- [WHAT IS BEING ASKED] Copy exactly, and only, the lines between the line holding "Read all visible content and emit it as JSON." and the line holding "Read the values", inclusive; skip the pictures.
-------- EXTRACTED DATA
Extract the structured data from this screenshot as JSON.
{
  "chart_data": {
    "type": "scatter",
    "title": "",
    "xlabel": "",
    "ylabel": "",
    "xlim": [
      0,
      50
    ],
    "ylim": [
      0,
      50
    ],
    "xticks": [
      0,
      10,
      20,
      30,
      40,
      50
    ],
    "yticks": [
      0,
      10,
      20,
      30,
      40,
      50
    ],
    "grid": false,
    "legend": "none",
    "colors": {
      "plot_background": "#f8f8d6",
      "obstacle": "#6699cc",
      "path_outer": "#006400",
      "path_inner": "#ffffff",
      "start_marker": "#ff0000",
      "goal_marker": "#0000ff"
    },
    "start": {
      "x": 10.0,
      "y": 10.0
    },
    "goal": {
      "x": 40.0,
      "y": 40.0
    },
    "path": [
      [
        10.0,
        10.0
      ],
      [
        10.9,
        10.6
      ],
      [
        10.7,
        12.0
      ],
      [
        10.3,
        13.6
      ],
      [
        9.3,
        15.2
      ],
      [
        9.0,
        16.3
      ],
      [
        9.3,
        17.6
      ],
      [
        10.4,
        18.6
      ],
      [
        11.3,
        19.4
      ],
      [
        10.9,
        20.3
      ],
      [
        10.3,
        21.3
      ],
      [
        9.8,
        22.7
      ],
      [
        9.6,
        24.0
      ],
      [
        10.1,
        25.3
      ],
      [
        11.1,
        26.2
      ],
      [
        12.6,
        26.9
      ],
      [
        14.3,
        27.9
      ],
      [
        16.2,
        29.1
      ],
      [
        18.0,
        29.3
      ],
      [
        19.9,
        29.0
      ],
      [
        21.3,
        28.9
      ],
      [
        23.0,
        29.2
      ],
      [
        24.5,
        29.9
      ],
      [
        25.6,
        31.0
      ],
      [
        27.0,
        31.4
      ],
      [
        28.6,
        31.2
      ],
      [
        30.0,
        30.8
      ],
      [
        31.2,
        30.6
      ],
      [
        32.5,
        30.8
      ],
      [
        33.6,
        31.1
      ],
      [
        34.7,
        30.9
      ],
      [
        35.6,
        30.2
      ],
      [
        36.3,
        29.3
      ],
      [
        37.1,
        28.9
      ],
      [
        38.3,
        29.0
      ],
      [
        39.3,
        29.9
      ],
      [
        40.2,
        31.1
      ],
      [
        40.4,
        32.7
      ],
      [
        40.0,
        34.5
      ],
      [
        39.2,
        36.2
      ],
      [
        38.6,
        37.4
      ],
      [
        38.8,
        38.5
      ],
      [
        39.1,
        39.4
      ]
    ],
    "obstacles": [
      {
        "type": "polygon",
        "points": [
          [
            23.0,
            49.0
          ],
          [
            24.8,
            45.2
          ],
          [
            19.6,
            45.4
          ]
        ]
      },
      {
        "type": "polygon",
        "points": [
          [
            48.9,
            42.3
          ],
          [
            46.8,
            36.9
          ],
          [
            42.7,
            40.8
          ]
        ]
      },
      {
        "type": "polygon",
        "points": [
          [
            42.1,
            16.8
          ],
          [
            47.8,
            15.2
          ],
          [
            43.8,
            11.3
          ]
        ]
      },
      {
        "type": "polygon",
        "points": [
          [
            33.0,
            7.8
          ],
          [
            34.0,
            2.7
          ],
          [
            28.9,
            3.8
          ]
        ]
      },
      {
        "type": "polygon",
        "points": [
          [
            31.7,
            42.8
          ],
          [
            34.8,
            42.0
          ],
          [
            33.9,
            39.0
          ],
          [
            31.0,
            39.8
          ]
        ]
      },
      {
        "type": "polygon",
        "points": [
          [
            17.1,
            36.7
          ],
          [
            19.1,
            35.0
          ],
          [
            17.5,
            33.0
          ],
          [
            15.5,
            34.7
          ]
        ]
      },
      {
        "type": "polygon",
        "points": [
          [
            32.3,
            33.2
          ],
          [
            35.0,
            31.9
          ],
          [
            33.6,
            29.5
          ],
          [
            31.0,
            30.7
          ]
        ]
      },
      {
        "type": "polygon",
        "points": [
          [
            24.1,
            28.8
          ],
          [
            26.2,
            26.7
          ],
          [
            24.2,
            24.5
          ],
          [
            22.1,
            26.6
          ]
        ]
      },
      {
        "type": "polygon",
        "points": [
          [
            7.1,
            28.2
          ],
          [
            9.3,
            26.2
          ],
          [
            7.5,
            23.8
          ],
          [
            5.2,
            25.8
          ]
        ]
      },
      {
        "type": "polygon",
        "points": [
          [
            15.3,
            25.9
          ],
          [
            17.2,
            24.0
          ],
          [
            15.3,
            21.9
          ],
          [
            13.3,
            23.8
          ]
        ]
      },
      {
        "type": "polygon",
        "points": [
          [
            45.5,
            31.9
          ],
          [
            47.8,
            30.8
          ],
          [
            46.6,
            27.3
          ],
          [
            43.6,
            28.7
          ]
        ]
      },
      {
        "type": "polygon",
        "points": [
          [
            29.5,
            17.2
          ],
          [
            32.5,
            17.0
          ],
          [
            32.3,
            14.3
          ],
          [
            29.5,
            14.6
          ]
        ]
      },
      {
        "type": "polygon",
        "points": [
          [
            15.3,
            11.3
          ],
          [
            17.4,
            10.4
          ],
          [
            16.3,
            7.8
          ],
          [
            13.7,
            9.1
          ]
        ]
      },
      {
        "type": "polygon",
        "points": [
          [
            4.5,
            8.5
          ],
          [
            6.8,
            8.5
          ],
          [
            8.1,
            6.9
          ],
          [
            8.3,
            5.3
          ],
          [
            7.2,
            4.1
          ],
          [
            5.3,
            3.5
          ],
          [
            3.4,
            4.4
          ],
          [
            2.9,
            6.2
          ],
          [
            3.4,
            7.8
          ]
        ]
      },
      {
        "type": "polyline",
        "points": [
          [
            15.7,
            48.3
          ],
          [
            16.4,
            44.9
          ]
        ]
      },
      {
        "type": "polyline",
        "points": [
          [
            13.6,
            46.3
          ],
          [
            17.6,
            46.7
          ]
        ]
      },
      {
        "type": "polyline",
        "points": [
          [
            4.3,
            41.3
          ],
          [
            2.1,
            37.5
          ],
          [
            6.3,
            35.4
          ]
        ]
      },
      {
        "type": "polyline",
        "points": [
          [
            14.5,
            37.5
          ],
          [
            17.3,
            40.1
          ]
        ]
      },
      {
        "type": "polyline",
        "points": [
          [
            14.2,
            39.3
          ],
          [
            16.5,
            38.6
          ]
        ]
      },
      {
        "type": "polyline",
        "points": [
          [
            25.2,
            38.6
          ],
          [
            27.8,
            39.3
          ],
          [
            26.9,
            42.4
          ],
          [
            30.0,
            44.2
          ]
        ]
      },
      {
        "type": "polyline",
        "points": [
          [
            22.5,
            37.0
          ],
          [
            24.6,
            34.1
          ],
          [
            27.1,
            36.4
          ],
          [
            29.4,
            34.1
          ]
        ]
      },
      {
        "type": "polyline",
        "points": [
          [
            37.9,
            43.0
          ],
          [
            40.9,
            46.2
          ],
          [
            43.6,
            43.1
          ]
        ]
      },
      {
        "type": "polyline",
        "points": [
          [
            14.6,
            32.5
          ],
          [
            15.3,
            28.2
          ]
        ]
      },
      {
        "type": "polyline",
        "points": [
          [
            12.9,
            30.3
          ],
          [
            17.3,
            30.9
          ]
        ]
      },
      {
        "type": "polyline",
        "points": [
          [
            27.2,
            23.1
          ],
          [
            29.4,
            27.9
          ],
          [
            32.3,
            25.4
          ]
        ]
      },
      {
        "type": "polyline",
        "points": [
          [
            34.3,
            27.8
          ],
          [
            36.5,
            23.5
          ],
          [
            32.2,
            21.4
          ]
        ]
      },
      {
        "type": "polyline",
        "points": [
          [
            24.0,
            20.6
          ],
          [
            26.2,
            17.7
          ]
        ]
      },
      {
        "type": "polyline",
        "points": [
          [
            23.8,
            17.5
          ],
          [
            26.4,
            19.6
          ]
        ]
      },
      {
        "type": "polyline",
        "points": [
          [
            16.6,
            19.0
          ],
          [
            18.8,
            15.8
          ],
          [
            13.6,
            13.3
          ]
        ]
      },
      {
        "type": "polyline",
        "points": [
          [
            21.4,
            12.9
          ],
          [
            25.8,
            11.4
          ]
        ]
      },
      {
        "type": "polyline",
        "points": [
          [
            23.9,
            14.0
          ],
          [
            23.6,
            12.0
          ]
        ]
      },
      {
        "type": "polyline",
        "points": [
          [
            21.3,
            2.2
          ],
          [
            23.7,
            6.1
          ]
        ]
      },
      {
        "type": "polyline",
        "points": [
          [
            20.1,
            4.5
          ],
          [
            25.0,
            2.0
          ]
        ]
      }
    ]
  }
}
----------------
-------- EXTRACTED DATA
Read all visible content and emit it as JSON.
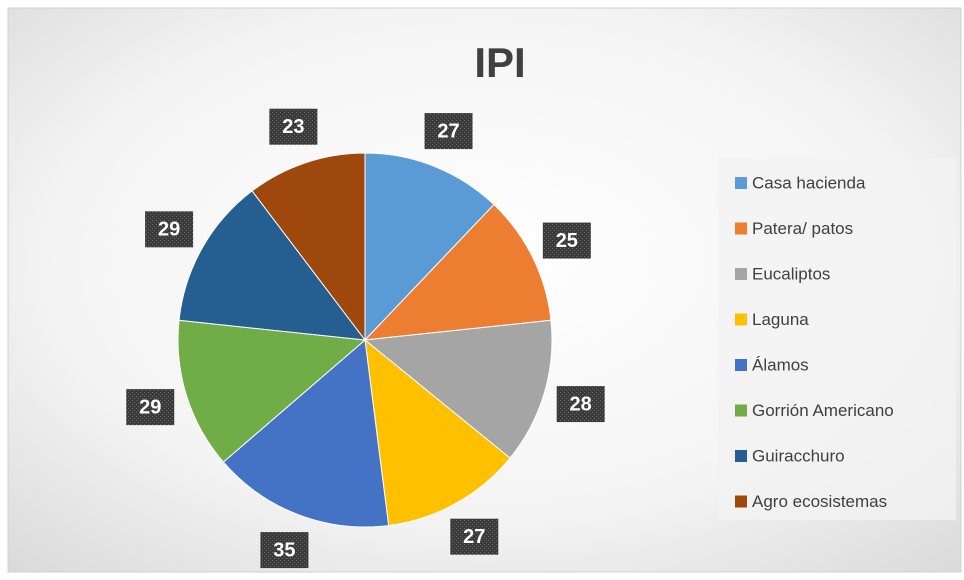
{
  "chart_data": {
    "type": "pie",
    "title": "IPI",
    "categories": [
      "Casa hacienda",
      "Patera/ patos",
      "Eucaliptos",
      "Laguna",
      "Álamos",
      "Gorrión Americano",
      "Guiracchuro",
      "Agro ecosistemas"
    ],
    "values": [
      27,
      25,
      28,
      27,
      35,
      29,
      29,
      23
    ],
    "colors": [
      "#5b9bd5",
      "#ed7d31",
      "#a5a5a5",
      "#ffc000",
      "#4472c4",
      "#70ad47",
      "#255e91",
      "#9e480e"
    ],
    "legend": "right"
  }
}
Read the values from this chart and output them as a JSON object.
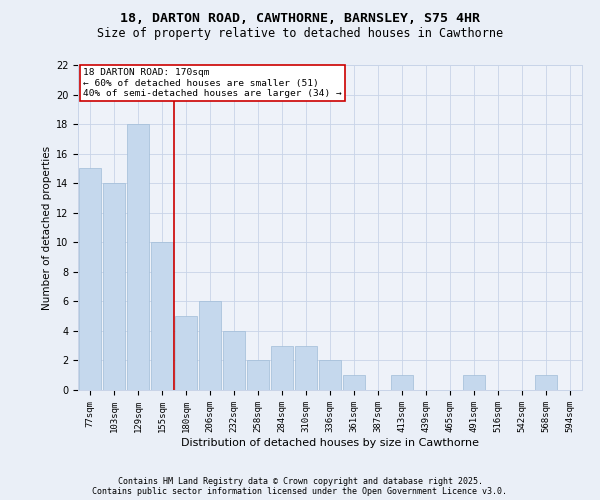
----------------
- [THE ANSWER]
Read all visible content and emit it as JSON.
{
  "chart_data": {
    "type": "pie",
    "title": "IPI",
    "categories": [
      "Casa hacienda",
      "Patera/ patos",
      "Eucaliptos",
      "Laguna",
      "Álamos",
      "Gorrión Americano",
      "Guiracchuro",
      "Agro ecosistemas"
    ],
    "values": [
      27,
      25,
      28,
      27,
      35,
      29,
      29,
      23
    ],
    "colors": [
      "#5b9bd5",
      "#ed7d31",
      "#a5a5a5",
      "#ffc000",
      "#4472c4",
      "#70ad47",
      "#255e91",
      "#9e480e"
    ],
    "legend": "right"
  }
}
Read the values from this chart and output them as a JSON object.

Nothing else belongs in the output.